## start DATASET RECORDS
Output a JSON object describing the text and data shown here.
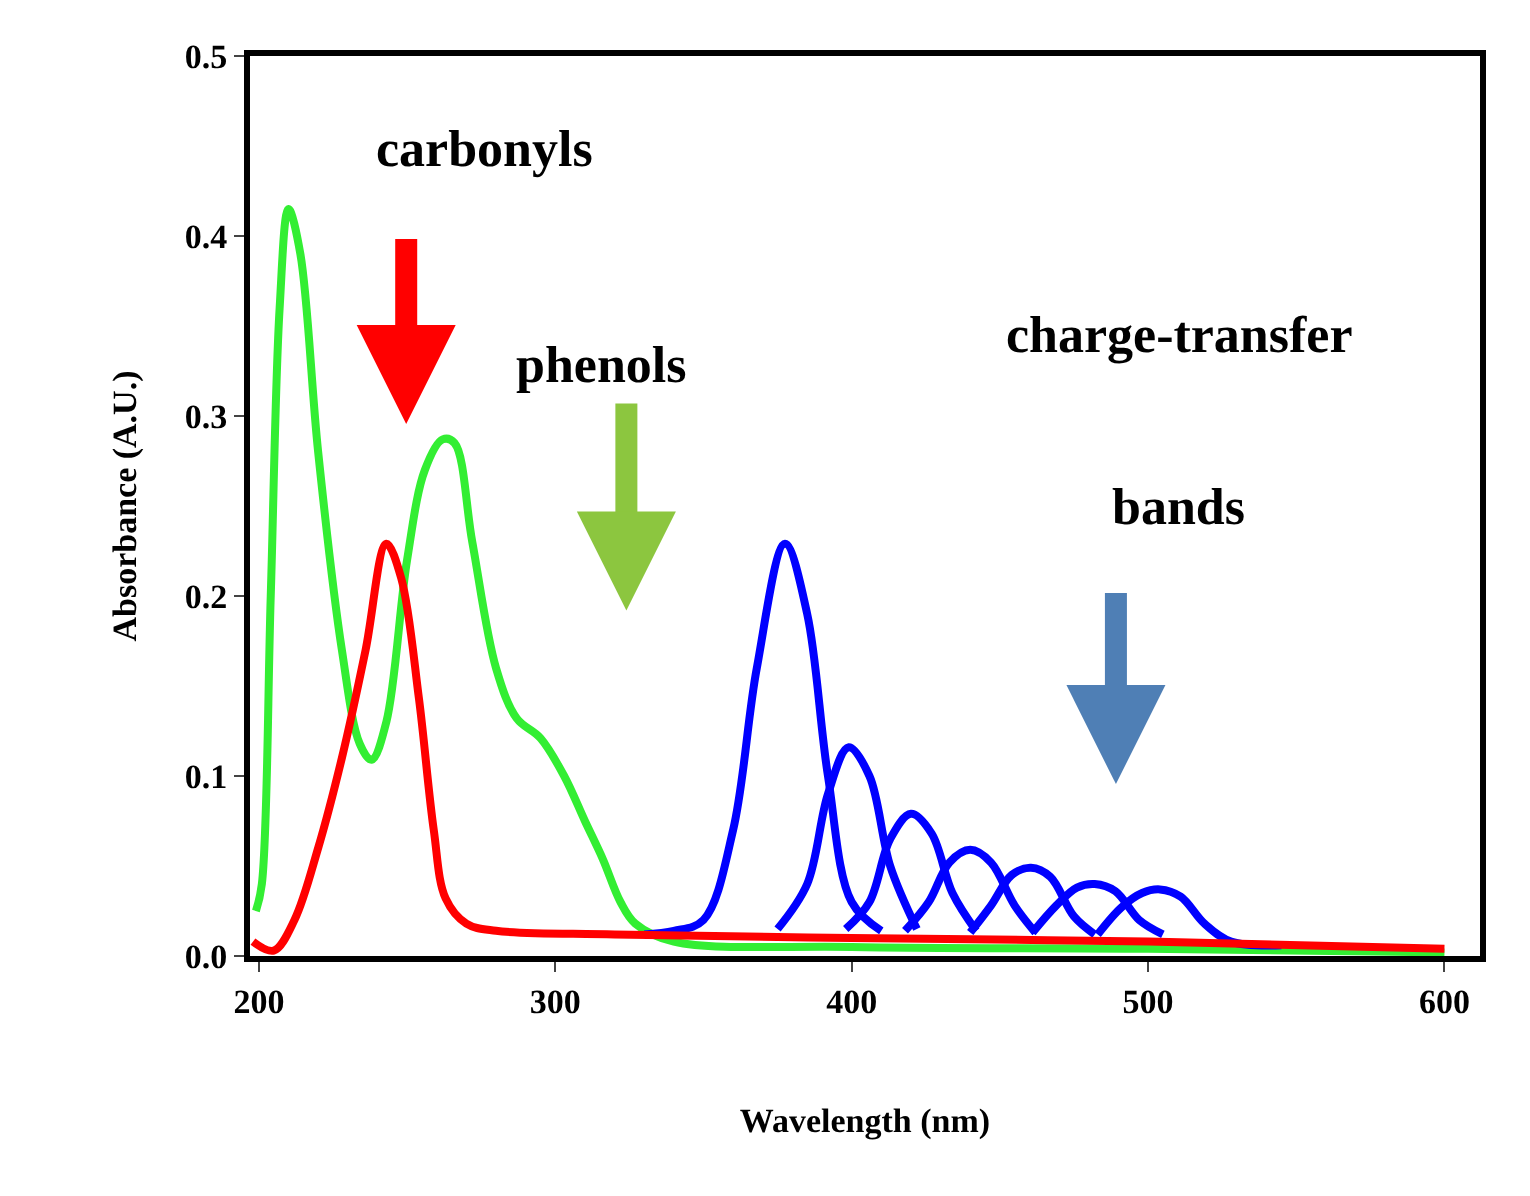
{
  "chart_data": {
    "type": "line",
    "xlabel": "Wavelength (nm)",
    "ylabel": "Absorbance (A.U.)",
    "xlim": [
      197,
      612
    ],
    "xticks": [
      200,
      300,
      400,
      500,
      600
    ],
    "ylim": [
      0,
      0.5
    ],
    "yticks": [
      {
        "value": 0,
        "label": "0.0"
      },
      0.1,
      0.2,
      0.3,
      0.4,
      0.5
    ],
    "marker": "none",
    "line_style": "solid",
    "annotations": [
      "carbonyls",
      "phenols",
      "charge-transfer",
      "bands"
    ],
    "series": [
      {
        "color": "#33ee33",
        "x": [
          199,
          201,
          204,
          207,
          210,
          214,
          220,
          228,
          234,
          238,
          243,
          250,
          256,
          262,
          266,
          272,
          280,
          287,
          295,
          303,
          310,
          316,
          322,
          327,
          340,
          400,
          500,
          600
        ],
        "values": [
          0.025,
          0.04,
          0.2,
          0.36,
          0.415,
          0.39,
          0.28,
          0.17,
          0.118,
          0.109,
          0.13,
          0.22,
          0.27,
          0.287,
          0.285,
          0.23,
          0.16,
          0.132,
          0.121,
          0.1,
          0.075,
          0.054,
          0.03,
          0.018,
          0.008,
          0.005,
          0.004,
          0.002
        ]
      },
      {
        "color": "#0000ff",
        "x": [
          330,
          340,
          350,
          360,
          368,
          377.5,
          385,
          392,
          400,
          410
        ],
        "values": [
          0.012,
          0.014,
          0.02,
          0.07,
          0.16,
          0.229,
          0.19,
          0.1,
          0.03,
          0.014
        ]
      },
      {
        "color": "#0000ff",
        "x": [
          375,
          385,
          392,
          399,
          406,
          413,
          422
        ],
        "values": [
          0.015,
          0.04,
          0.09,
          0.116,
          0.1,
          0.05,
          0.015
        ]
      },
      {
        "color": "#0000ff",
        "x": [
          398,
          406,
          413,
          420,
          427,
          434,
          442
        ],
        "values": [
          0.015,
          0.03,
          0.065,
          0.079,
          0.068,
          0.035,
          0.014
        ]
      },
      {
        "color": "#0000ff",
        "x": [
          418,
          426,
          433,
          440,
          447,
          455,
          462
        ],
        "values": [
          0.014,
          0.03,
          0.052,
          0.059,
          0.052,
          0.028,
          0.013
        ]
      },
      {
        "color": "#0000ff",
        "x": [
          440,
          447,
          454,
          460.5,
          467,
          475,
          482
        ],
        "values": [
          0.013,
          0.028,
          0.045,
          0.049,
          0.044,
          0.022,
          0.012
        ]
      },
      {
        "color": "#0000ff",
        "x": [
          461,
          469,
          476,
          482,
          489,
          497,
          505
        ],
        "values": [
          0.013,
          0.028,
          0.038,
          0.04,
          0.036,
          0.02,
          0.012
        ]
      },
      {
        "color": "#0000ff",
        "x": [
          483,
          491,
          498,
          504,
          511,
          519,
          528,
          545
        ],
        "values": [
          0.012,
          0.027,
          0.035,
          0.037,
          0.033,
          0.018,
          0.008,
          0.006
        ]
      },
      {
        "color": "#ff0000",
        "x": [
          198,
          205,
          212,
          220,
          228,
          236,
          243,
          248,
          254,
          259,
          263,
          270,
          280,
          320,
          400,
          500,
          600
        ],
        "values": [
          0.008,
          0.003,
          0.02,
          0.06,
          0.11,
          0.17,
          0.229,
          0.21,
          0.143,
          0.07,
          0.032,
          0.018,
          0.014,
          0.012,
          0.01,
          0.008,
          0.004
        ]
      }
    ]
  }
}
## end DATASET RECORDS
## start DATASET RECORDS
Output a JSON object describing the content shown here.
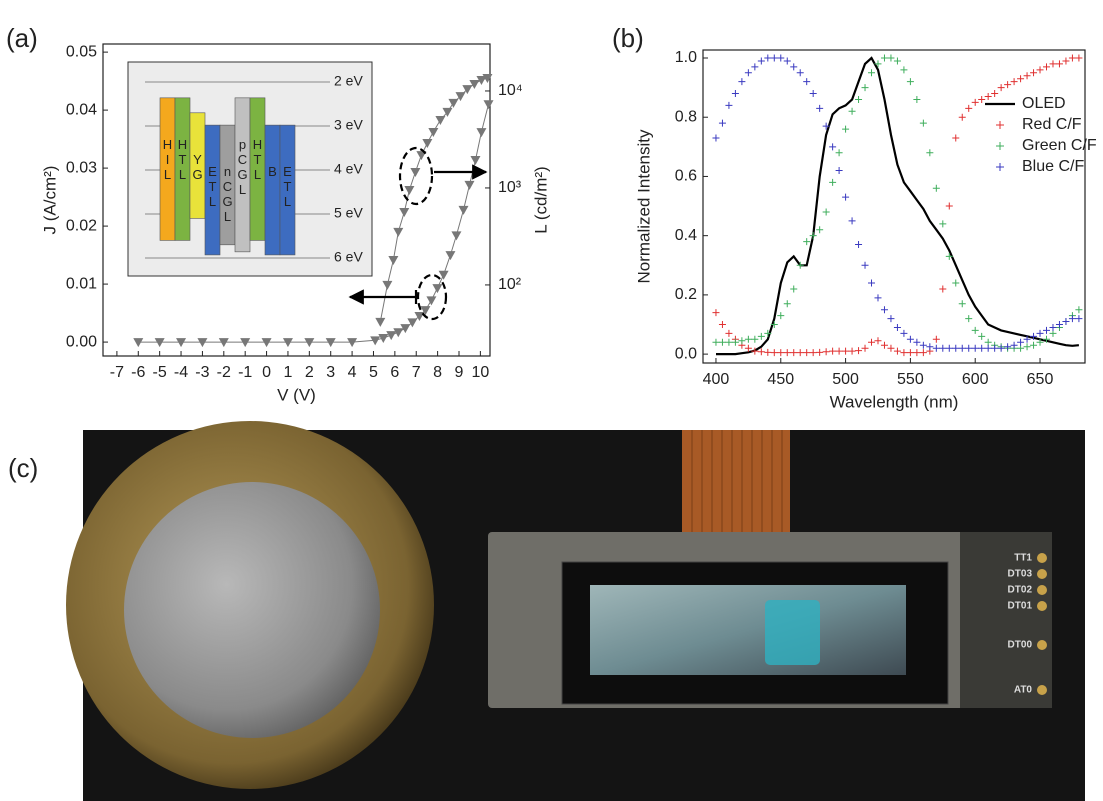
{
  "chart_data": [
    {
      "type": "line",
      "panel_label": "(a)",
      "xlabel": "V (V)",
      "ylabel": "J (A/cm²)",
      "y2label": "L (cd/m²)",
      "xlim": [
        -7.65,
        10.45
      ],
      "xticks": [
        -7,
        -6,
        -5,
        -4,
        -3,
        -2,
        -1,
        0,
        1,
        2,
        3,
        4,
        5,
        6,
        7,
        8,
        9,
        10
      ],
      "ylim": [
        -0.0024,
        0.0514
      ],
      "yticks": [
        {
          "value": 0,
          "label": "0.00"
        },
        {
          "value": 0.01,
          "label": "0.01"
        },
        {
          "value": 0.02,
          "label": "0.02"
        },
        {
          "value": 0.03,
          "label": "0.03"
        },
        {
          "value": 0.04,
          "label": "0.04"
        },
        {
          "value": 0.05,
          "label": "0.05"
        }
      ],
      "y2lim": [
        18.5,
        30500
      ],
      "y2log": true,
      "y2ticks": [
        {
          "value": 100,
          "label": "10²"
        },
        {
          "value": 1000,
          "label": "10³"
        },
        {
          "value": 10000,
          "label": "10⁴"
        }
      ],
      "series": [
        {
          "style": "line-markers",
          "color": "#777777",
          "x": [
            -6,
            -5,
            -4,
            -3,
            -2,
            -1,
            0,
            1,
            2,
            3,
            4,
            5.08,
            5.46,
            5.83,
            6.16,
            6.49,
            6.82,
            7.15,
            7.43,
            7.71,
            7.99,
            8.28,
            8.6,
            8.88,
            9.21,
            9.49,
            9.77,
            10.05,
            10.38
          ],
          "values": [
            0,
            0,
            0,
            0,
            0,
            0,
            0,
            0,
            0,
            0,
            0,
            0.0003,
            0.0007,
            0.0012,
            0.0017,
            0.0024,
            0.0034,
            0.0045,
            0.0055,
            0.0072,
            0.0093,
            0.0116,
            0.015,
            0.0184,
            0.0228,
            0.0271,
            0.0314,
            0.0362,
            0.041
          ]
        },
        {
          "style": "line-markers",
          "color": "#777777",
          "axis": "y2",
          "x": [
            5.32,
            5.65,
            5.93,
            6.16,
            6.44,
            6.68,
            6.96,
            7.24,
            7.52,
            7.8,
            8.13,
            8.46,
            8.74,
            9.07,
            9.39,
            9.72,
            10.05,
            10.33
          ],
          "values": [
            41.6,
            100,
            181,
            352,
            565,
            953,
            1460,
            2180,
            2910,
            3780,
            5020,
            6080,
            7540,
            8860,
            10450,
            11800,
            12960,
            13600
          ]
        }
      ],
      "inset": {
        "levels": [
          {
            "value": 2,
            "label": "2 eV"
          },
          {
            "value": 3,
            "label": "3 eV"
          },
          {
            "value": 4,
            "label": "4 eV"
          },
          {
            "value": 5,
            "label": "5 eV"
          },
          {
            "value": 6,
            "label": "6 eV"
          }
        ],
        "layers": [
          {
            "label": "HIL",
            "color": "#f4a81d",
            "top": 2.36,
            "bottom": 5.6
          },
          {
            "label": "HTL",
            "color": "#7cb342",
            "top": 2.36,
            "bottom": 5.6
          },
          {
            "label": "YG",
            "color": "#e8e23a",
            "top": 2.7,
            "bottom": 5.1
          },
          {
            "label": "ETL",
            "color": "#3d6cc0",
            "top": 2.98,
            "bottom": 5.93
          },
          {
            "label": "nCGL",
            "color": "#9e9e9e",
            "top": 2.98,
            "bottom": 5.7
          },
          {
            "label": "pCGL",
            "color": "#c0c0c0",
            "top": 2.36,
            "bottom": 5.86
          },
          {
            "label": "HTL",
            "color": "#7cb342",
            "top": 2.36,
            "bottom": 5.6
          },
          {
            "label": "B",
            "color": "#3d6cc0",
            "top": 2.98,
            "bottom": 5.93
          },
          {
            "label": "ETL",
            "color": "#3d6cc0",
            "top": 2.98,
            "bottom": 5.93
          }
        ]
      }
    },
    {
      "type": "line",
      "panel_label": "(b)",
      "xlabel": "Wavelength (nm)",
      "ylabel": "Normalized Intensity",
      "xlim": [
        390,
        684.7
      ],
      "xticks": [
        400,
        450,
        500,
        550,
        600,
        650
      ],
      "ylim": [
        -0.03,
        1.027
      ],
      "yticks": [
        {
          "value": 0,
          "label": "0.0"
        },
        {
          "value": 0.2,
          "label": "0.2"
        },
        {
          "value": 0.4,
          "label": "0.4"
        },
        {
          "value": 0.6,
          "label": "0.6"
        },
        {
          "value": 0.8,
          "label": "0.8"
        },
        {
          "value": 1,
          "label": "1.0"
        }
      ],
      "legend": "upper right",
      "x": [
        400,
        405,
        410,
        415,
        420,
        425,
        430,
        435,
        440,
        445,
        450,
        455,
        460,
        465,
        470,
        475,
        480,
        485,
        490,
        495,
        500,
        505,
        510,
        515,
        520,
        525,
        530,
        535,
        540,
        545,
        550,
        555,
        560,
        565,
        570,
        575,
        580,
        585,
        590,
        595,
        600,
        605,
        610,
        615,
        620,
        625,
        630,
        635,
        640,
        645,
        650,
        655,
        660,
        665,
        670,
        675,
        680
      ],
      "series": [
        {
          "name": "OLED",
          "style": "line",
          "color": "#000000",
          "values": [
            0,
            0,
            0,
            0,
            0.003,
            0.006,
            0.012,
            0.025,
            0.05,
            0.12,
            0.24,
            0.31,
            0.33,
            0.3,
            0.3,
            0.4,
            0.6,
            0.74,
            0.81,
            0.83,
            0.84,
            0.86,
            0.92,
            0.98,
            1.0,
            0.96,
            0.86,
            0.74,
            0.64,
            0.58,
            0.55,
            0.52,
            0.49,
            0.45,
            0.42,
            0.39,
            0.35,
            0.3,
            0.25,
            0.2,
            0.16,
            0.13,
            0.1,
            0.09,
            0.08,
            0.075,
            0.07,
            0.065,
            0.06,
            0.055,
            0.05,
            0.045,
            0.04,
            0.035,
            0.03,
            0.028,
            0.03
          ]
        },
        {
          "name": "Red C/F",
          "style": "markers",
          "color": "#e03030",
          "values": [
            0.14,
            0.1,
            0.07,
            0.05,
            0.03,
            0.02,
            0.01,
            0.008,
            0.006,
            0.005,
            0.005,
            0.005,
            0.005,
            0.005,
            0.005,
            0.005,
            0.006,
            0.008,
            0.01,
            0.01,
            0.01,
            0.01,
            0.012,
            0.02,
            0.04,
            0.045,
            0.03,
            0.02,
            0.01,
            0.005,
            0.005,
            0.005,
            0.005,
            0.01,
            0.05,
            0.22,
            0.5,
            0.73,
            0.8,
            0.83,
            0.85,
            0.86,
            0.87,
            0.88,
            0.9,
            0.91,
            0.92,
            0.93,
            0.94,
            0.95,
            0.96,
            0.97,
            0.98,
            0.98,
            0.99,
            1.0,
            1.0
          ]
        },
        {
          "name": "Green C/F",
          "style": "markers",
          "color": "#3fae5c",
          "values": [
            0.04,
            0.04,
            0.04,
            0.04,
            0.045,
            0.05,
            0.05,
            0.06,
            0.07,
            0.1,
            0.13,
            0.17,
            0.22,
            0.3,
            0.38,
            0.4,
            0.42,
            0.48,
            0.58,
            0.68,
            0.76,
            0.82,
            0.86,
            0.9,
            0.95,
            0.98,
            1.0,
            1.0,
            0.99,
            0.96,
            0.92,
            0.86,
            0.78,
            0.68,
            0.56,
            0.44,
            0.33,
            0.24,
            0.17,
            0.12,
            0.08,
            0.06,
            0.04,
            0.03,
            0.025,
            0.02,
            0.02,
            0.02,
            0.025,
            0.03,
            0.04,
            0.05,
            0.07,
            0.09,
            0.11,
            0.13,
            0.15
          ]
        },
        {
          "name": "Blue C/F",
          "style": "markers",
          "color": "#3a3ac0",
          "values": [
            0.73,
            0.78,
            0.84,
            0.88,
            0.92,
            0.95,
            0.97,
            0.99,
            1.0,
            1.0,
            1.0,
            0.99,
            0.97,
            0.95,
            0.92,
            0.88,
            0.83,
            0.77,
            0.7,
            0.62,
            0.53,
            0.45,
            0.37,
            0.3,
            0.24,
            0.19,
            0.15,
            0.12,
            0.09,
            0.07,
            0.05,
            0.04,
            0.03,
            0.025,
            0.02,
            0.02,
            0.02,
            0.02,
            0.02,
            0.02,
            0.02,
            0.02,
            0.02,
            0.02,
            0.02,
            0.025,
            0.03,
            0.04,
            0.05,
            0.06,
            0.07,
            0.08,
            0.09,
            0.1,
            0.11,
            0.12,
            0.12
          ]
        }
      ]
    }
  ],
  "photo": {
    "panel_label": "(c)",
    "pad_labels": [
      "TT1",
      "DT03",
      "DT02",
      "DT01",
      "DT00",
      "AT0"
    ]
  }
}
## end DATASET RECORDS
OBJECTIVE — Read through the entries and copy every line that includes "shown".

COMPLETED EXERCISE —
Output a JSON object describing the text and data shown here.
Output a JSON object describing the content shown here.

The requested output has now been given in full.